PROVIDED INFORMATION:
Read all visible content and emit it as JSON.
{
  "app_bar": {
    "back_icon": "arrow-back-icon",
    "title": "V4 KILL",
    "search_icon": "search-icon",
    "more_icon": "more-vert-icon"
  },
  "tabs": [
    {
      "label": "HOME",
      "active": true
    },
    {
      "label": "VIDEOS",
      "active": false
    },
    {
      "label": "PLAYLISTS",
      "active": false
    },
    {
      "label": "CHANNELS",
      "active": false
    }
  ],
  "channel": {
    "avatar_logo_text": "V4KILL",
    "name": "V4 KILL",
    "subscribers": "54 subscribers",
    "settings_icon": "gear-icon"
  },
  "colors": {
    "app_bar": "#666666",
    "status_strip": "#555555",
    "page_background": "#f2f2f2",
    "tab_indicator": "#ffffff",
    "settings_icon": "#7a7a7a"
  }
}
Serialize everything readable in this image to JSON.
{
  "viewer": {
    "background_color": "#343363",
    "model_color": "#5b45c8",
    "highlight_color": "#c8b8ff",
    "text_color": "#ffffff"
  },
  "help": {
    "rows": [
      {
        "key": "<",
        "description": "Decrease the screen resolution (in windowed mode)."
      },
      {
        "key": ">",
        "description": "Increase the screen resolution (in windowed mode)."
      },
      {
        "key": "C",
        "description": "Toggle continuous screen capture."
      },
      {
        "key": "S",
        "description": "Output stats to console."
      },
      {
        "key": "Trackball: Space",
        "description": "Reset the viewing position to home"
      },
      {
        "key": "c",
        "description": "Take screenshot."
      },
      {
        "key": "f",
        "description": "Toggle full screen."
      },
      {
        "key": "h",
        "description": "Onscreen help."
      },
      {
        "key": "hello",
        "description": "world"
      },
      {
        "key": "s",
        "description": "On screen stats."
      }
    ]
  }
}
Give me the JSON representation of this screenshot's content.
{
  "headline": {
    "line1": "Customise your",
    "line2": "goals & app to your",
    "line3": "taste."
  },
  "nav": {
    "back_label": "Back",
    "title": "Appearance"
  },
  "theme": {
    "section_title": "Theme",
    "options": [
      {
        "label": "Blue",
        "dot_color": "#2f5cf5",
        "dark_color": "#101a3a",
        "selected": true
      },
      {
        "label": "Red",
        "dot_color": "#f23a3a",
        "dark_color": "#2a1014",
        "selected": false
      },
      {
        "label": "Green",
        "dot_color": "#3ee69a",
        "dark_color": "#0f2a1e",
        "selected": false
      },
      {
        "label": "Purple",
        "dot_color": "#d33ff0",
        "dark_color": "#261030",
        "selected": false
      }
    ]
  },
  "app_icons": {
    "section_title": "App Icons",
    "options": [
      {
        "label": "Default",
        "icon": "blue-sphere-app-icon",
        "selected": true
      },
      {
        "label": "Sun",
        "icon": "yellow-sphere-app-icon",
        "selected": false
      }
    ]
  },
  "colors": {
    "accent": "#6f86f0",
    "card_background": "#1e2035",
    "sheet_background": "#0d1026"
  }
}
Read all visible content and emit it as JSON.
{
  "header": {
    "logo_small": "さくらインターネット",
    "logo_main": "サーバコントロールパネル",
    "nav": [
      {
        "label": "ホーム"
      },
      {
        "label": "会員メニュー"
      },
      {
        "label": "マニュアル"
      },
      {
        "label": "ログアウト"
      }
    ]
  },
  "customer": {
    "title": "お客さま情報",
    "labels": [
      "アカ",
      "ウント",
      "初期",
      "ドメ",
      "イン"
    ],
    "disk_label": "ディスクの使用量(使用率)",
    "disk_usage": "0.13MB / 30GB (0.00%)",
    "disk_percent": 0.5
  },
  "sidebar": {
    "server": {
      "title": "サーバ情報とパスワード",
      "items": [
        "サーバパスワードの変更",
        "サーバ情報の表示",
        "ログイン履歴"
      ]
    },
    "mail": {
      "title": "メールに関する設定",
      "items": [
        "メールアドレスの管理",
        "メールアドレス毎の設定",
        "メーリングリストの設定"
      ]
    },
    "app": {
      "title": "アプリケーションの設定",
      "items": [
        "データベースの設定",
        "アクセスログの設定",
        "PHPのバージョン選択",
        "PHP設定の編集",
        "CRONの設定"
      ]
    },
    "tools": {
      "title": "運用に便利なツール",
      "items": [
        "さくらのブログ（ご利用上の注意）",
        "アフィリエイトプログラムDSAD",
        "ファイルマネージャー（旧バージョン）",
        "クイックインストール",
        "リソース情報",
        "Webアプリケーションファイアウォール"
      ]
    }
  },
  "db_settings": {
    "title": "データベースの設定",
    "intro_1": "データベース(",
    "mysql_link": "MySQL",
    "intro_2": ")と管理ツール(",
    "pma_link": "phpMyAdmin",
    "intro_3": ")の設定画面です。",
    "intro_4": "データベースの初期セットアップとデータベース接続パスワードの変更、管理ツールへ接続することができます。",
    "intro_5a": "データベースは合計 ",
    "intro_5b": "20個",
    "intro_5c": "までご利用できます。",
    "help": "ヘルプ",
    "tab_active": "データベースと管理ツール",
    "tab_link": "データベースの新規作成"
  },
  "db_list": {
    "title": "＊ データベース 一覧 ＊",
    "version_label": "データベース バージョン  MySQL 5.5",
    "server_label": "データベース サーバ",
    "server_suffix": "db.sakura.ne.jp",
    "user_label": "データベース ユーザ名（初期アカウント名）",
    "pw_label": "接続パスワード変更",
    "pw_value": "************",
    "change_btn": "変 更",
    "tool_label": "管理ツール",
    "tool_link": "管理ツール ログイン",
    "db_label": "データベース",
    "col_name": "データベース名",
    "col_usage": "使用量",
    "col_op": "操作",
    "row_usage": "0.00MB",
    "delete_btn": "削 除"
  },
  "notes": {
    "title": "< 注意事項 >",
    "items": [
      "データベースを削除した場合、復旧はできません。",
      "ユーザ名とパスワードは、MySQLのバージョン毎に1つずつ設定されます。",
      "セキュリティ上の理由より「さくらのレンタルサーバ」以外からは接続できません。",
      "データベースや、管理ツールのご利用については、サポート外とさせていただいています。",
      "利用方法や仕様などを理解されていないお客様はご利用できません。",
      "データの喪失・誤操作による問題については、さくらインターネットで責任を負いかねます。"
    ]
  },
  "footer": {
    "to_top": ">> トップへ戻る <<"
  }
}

DIRECTIONS:
Write every entry out again exactly.

EXERCISE RESPONSE:
Read all visible content and emit it as JSON.
{
  "app_bar": {
    "back_icon": "arrow-back-icon",
    "title": "V4 KILL",
    "search_icon": "search-icon",
    "more_icon": "more-vert-icon"
  },
  "tabs": [
    {
      "label": "HOME",
      "active": true
    },
    {
      "label": "VIDEOS",
      "active": false
    },
    {
      "label": "PLAYLISTS",
      "active": false
    },
    {
      "label": "CHANNELS",
      "active": false
    }
  ],
  "channel": {
    "avatar_logo_text": "V4KILL",
    "name": "V4 KILL",
    "subscribers": "54 subscribers",
    "settings_icon": "gear-icon"
  },
  "colors": {
    "app_bar": "#666666",
    "status_strip": "#555555",
    "page_background": "#f2f2f2",
    "tab_indicator": "#ffffff",
    "settings_icon": "#7a7a7a"
  }
}
Serialize everything readable in this image to JSON.
{
  "viewer": {
    "background_color": "#343363",
    "model_color": "#5b45c8",
    "highlight_color": "#c8b8ff",
    "text_color": "#ffffff"
  },
  "help": {
    "rows": [
      {
        "key": "<",
        "description": "Decrease the screen resolution (in windowed mode)."
      },
      {
        "key": ">",
        "description": "Increase the screen resolution (in windowed mode)."
      },
      {
        "key": "C",
        "description": "Toggle continuous screen capture."
      },
      {
        "key": "S",
        "description": "Output stats to console."
      },
      {
        "key": "Trackball: Space",
        "description": "Reset the viewing position to home"
      },
      {
        "key": "c",
        "description": "Take screenshot."
      },
      {
        "key": "f",
        "description": "Toggle full screen."
      },
      {
        "key": "h",
        "description": "Onscreen help."
      },
      {
        "key": "hello",
        "description": "world"
      },
      {
        "key": "s",
        "description": "On screen stats."
      }
    ]
  }
}
Give me the JSON representation of this screenshot's content.
{
  "headline": {
    "line1": "Customise your",
    "line2": "goals & app to your",
    "line3": "taste."
  },
  "nav": {
    "back_label": "Back",
    "title": "Appearance"
  },
  "theme": {
    "section_title": "Theme",
    "options": [
      {
        "label": "Blue",
        "dot_color": "#2f5cf5",
        "dark_color": "#101a3a",
        "selected": true
      },
      {
        "label": "Red",
        "dot_color": "#f23a3a",
        "dark_color": "#2a1014",
        "selected": false
      },
      {
        "label": "Green",
        "dot_color": "#3ee69a",
        "dark_color": "#0f2a1e",
        "selected": false
      },
      {
        "label": "Purple",
        "dot_color": "#d33ff0",
        "dark_color": "#261030",
        "selected": false
      }
    ]
  },
  "app_icons": {
    "section_title": "App Icons",
    "options": [
      {
        "label": "Default",
        "icon": "blue-sphere-app-icon",
        "selected": true
      },
      {
        "label": "Sun",
        "icon": "yellow-sphere-app-icon",
        "selected": false
      }
    ]
  },
  "colors": {
    "accent": "#6f86f0",
    "card_background": "#1e2035",
    "sheet_background": "#0d1026"
  }
}
Read all visible content and emit it as JSON.
{
  "header": {
    "logo_small": "さくらインターネット",
    "logo_main": "サーバコントロールパネル",
    "nav": [
      {
        "label": "ホーム"
      },
      {
        "label": "会員メニュー"
      },
      {
        "label": "マニュアル"
      },
      {
        "label": "ログアウト"
      }
    ]
  },
  "customer": {
    "title": "お客さま情報",
    "labels": [
      "アカ",
      "ウント",
      "初期",
      "ドメ",
      "イン"
    ],
    "disk_label": "ディスクの使用量(使用率)",
    "disk_usage": "0.13MB / 30GB (0.00%)",
    "disk_percent": 0.5
  },
  "sidebar": {
    "server": {
      "title": "サーバ情報とパスワード",
      "items": [
        "サーバパスワードの変更",
        "サーバ情報の表示",
        "ログイン履歴"
      ]
    },
    "mail": {
      "title": "メールに関する設定",
      "items": [
        "メールアドレスの管理",
        "メールアドレス毎の設定",
        "メーリングリストの設定"
      ]
    },
    "app": {
      "title": "アプリケーションの設定",
      "items": [
        "データベースの設定",
        "アクセスログの設定",
        "PHPのバージョン選択",
        "PHP設定の編集",
        "CRONの設定"
      ]
    },
    "tools": {
      "title": "運用に便利なツール",
      "items": [
        "さくらのブログ（ご利用上の注意）",
        "アフィリエイトプログラムDSAD",
        "ファイルマネージャー（旧バージョン）",
        "クイックインストール",
        "リソース情報",
        "Webアプリケーションファイアウォール"
      ]
    }
  },
  "db_settings": {
    "title": "データベースの設定",
    "intro_1": "データベース(",
    "mysql_link": "MySQL",
    "intro_2": ")と管理ツール(",
    "pma_link": "phpMyAdmin",
    "intro_3": ")の設定画面です。",
    "intro_4": "データベースの初期セットアップとデータベース接続パスワードの変更、管理ツールへ接続することができます。",
    "intro_5a": "データベースは合計 ",
    "intro_5b": "20個",
    "intro_5c": "までご利用できます。",
    "help": "ヘルプ",
    "tab_active": "データベースと管理ツール",
    "tab_link": "データベースの新規作成"
  },
  "db_list": {
    "title": "＊ データベース 一覧 ＊",
    "version_label": "データベース バージョン  MySQL 5.5",
    "server_label": "データベース サーバ",
    "server_suffix": "db.sakura.ne.jp",
    "user_label": "データベース ユーザ名（初期アカウント名）",
    "pw_label": "接続パスワード変更",
    "pw_value": "************",
    "change_btn": "変 更",
    "tool_label": "管理ツール",
    "tool_link": "管理ツール ログイン",
    "db_label": "データベース",
    "col_name": "データベース名",
    "col_usage": "使用量",
    "col_op": "操作",
    "row_usage": "0.00MB",
    "delete_btn": "削 除"
  },
  "notes": {
    "title": "< 注意事項 >",
    "items": [
      "データベースを削除した場合、復旧はできません。",
      "ユーザ名とパスワードは、MySQLのバージョン毎に1つずつ設定されます。",
      "セキュリティ上の理由より「さくらのレンタルサーバ」以外からは接続できません。",
      "データベースや、管理ツールのご利用については、サポート外とさせていただいています。",
      "利用方法や仕様などを理解されていないお客様はご利用できません。",
      "データの喪失・誤操作による問題については、さくらインターネットで責任を負いかねます。"
    ]
  },
  "footer": {
    "to_top": ">> トップへ戻る <<"
  }
}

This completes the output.